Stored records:
+++++

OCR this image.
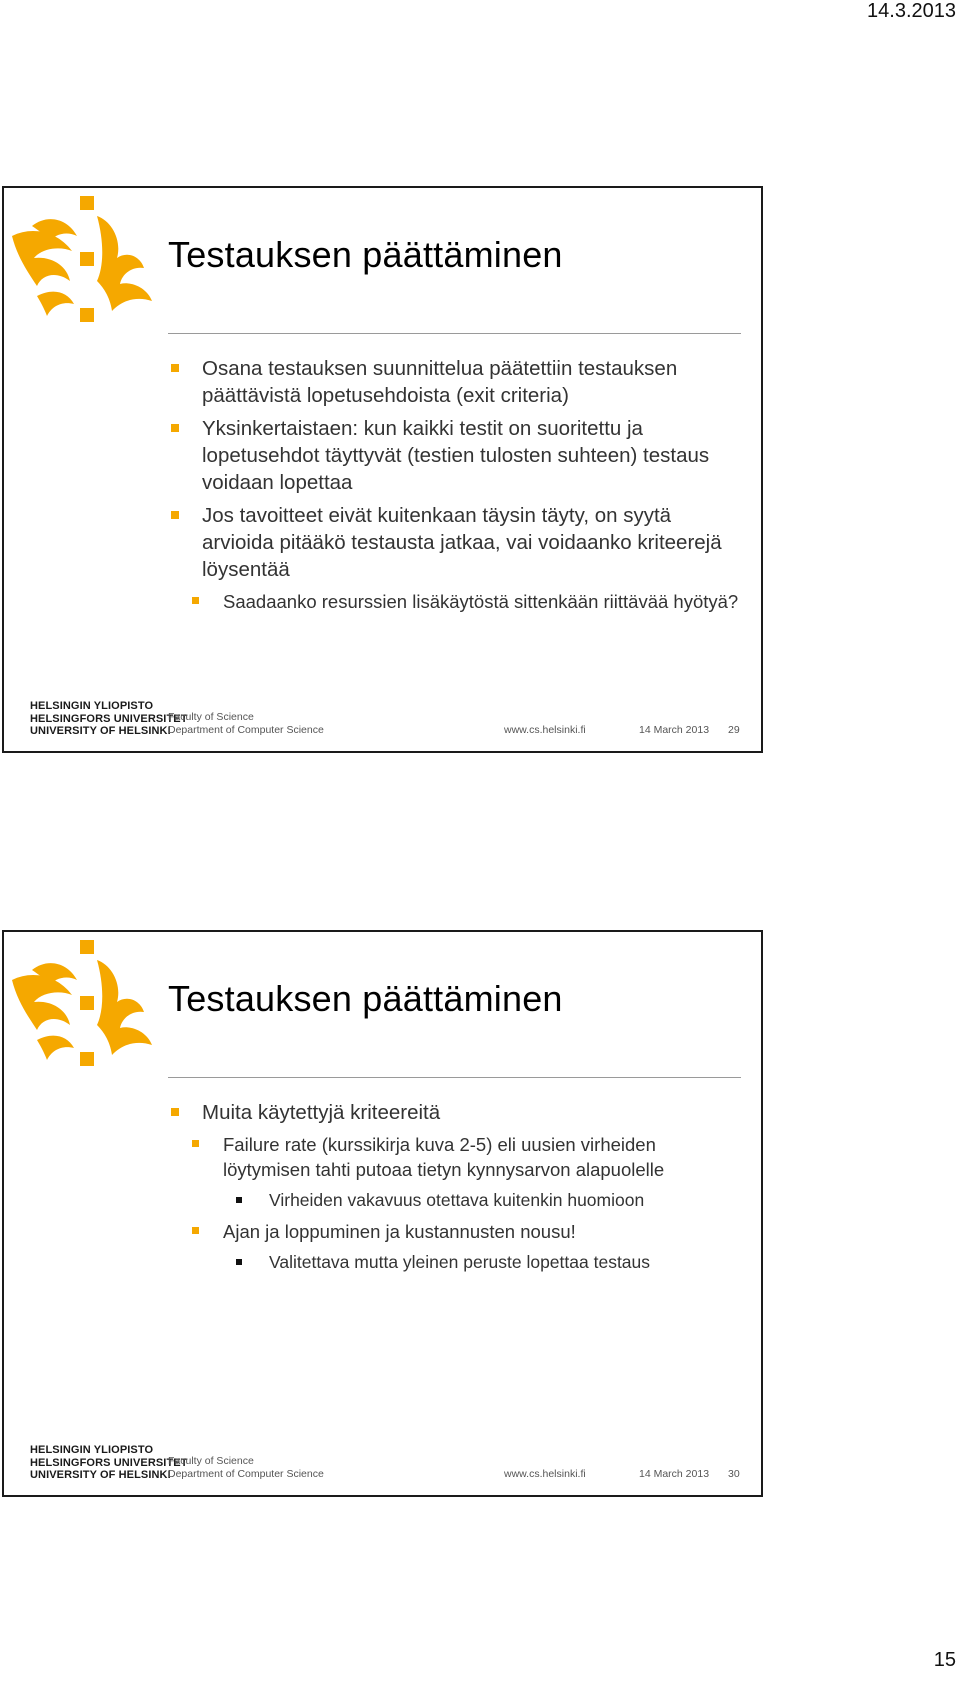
14.3.2013
Testauksen päättäminen
Osana testauksen suunnittelua päätettiin testauksen päättävistä lopetusehdoista (exit criteria)
Yksinkertaistaen: kun kaikki testit on suoritettu ja lopetusehdot täyttyvät (testien tulosten suhteen) testaus voidaan lopettaa
Jos tavoitteet eivät kuitenkaan täysin täyty, on syytä arvioida pitääkö testausta jatkaa, vai voidaanko kriteerejä löysentää
Saadaanko resurssien lisäkäytöstä sittenkään riittävää hyötyä?
HELSINGIN YLIOPISTO
HELSINGFORS UNIVERSITET
UNIVERSITY OF HELSINKI
Faculty of Science
Department of Computer Science	www.cs.helsinki.fi	14 March 2013 29
Testauksen päättäminen
Muita käytettyjä kriteereitä
Failure rate (kurssikirja kuva 2-5) eli uusien virheiden löytymisen tahti putoaa tietyn kynnysarvon alapuolelle
Virheiden vakavuus otettava kuitenkin huomioon
Ajan ja loppuminen ja kustannusten nousu!
Valitettava mutta yleinen peruste lopettaa testaus
HELSINGIN YLIOPISTO
HELSINGFORS UNIVERSITET
UNIVERSITY OF HELSINKI
Faculty of Science
Department of Computer Science	www.cs.helsinki.fi	14 March 2013 30
15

+++++

WHAT THE TASK REQUIRES: What you return should match the records above word for word, minus the pictures.

FINAL RESULT:
OCR this image.
14.3.2013
Testauksen päättäminen
Osana testauksen suunnittelua päätettiin testauksen päättävistä lopetusehdoista (exit criteria)
Yksinkertaistaen: kun kaikki testit on suoritettu ja lopetusehdot täyttyvät (testien tulosten suhteen) testaus voidaan lopettaa
Jos tavoitteet eivät kuitenkaan täysin täyty, on syytä arvioida pitääkö testausta jatkaa, vai voidaanko kriteerejä löysentää
Saadaanko resurssien lisäkäytöstä sittenkään riittävää hyötyä?
HELSINGIN YLIOPISTO
HELSINGFORS UNIVERSITET
UNIVERSITY OF HELSINKI
Faculty of Science
Department of Computer Science	www.cs.helsinki.fi	14 March 2013 29
Testauksen päättäminen
Muita käytettyjä kriteereitä
Failure rate (kurssikirja kuva 2-5) eli uusien virheiden löytymisen tahti putoaa tietyn kynnysarvon alapuolelle
Virheiden vakavuus otettava kuitenkin huomioon
Ajan ja loppuminen ja kustannusten nousu!
Valitettava mutta yleinen peruste lopettaa testaus
HELSINGIN YLIOPISTO
HELSINGFORS UNIVERSITET
UNIVERSITY OF HELSINKI
Faculty of Science
Department of Computer Science	www.cs.helsinki.fi	14 March 2013 30
15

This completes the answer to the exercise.